>> begin DATA
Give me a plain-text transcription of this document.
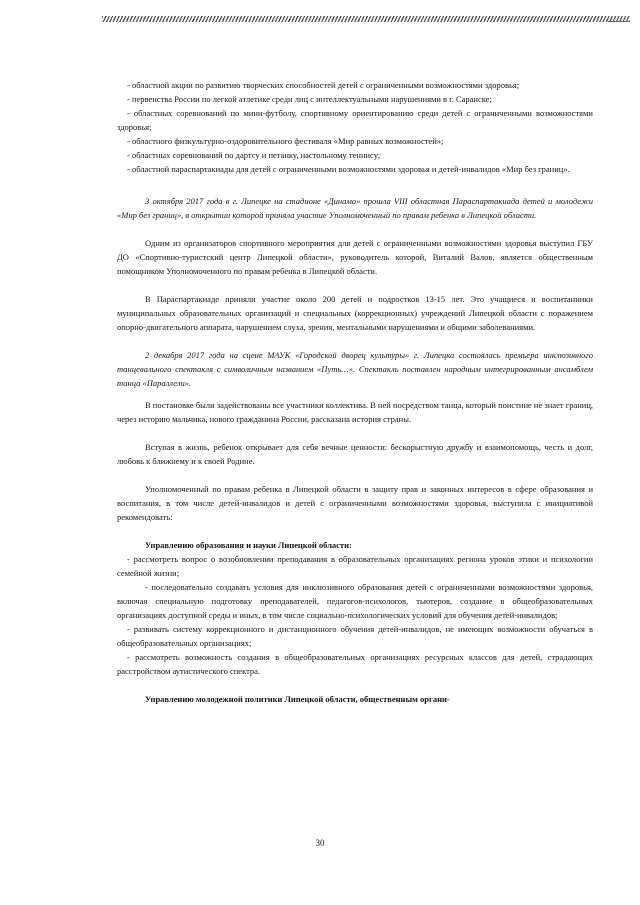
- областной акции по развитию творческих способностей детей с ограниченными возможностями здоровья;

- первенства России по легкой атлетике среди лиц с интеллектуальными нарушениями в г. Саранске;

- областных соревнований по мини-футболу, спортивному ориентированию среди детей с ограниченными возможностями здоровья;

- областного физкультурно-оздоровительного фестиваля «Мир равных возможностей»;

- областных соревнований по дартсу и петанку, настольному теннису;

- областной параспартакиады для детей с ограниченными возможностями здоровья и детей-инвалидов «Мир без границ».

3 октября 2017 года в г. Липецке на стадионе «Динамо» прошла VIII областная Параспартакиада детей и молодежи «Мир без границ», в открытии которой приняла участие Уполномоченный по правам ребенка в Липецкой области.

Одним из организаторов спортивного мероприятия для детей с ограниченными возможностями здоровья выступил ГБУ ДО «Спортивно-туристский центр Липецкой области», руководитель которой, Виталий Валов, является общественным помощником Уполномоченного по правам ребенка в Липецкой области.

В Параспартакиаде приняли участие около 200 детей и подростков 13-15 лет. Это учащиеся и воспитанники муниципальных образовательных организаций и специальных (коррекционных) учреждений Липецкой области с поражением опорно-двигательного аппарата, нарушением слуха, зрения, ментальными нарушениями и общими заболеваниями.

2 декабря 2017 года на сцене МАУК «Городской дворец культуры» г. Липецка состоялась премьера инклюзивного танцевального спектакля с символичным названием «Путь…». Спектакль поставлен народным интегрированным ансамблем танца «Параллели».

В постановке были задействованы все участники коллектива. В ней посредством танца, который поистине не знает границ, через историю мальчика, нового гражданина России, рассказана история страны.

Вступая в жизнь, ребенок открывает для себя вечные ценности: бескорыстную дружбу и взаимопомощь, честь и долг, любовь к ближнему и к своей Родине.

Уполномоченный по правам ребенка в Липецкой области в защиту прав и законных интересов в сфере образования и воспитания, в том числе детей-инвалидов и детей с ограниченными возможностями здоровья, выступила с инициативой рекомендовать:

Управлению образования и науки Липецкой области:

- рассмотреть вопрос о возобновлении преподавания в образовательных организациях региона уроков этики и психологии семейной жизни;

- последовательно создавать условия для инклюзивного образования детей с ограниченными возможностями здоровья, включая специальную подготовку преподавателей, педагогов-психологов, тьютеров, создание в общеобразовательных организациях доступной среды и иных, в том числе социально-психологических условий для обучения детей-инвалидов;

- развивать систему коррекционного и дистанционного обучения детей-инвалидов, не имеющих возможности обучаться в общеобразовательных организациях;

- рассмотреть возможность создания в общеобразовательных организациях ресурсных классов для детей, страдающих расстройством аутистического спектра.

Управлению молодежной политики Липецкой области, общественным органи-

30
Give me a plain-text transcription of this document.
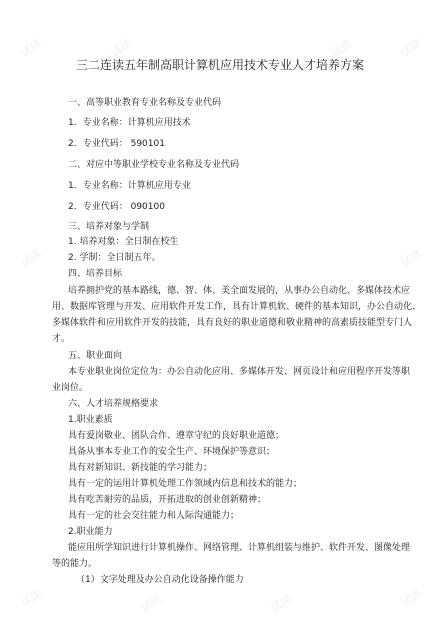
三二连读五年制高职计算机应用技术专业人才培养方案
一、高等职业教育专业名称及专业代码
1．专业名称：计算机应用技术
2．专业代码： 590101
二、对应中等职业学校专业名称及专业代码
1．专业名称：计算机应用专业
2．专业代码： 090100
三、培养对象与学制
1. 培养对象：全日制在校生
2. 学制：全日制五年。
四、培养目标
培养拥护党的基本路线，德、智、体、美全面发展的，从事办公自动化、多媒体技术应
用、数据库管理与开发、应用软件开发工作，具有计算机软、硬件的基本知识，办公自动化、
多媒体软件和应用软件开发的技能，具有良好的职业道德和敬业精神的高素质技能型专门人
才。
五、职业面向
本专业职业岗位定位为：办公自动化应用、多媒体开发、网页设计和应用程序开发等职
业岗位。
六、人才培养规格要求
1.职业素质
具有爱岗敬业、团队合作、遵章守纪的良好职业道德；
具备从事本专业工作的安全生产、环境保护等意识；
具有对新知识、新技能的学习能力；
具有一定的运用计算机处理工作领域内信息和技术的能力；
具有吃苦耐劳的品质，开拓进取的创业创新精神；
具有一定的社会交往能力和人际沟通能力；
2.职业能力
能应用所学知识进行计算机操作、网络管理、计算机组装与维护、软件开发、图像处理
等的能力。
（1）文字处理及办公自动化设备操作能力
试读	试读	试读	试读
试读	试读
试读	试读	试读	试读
>> end DATA
- _EXERCISE_:
Return all the lines that contain the string "границ".

- _SOLUTION TO THE PROBLEM_:
- областной параспартакиады для детей с ограниченными возможностями здоровья и детей-инвалидов «Мир без границ».
3 октября 2017 года в г. Липецке на стадионе «Динамо» прошла VIII областная Параспартакиада детей и молодежи «Мир без границ», в открытии которой приняла участие Уполномоченный по правам ребенка в Липецкой области.
В постановке были задействованы все участники коллектива. В ней посредством танца, который поистине не знает границ, через историю мальчика, нового гражданина России, рассказана история страны.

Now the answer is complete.